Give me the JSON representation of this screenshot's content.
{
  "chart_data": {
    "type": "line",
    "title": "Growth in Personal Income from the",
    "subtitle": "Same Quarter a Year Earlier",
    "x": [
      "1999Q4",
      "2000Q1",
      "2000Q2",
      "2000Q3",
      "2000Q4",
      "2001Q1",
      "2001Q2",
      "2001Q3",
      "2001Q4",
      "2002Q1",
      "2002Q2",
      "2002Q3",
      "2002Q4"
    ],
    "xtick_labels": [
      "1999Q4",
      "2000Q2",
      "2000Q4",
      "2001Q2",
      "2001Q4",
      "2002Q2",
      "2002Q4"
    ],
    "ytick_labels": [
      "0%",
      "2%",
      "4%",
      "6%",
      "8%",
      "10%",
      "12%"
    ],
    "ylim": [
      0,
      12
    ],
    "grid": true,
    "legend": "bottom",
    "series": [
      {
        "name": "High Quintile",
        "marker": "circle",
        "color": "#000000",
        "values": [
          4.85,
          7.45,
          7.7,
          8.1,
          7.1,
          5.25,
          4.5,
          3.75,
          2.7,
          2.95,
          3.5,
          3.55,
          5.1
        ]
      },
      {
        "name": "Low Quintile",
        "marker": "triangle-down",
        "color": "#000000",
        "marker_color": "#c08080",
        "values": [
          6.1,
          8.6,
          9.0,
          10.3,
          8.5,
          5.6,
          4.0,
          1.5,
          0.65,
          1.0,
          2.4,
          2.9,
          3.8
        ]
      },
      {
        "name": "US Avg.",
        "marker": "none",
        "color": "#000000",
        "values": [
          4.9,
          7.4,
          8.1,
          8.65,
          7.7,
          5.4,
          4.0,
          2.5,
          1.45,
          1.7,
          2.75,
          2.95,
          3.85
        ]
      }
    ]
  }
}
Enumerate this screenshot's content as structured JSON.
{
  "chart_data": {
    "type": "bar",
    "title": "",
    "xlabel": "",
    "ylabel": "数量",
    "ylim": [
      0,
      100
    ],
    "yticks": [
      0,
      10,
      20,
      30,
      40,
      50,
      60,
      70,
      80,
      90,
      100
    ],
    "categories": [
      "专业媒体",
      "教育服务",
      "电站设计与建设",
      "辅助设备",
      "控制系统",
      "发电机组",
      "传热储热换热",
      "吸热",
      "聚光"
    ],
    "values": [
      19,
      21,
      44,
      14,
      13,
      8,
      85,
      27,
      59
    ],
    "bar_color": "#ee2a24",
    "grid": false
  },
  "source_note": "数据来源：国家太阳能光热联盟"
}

SET PROBLEM
Copy out all of the records above with nothing altered.

RESPONSE TO THIS EXERCISE
Give me the JSON representation of this screenshot's content.
{
  "chart_data": {
    "type": "line",
    "title": "Growth in Personal Income from the",
    "subtitle": "Same Quarter a Year Earlier",
    "x": [
      "1999Q4",
      "2000Q1",
      "2000Q2",
      "2000Q3",
      "2000Q4",
      "2001Q1",
      "2001Q2",
      "2001Q3",
      "2001Q4",
      "2002Q1",
      "2002Q2",
      "2002Q3",
      "2002Q4"
    ],
    "xtick_labels": [
      "1999Q4",
      "2000Q2",
      "2000Q4",
      "2001Q2",
      "2001Q4",
      "2002Q2",
      "2002Q4"
    ],
    "ytick_labels": [
      "0%",
      "2%",
      "4%",
      "6%",
      "8%",
      "10%",
      "12%"
    ],
    "ylim": [
      0,
      12
    ],
    "grid": true,
    "legend": "bottom",
    "series": [
      {
        "name": "High Quintile",
        "marker": "circle",
        "color": "#000000",
        "values": [
          4.85,
          7.45,
          7.7,
          8.1,
          7.1,
          5.25,
          4.5,
          3.75,
          2.7,
          2.95,
          3.5,
          3.55,
          5.1
        ]
      },
      {
        "name": "Low Quintile",
        "marker": "triangle-down",
        "color": "#000000",
        "marker_color": "#c08080",
        "values": [
          6.1,
          8.6,
          9.0,
          10.3,
          8.5,
          5.6,
          4.0,
          1.5,
          0.65,
          1.0,
          2.4,
          2.9,
          3.8
        ]
      },
      {
        "name": "US Avg.",
        "marker": "none",
        "color": "#000000",
        "values": [
          4.9,
          7.4,
          8.1,
          8.65,
          7.7,
          5.4,
          4.0,
          2.5,
          1.45,
          1.7,
          2.75,
          2.95,
          3.85
        ]
      }
    ]
  }
}
Enumerate this screenshot's content as structured JSON.
{
  "chart_data": {
    "type": "bar",
    "title": "",
    "xlabel": "",
    "ylabel": "数量",
    "ylim": [
      0,
      100
    ],
    "yticks": [
      0,
      10,
      20,
      30,
      40,
      50,
      60,
      70,
      80,
      90,
      100
    ],
    "categories": [
      "专业媒体",
      "教育服务",
      "电站设计与建设",
      "辅助设备",
      "控制系统",
      "发电机组",
      "传热储热换热",
      "吸热",
      "聚光"
    ],
    "values": [
      19,
      21,
      44,
      14,
      13,
      8,
      85,
      27,
      59
    ],
    "bar_color": "#ee2a24",
    "grid": false
  },
  "source_note": "数据来源：国家太阳能光热联盟"
}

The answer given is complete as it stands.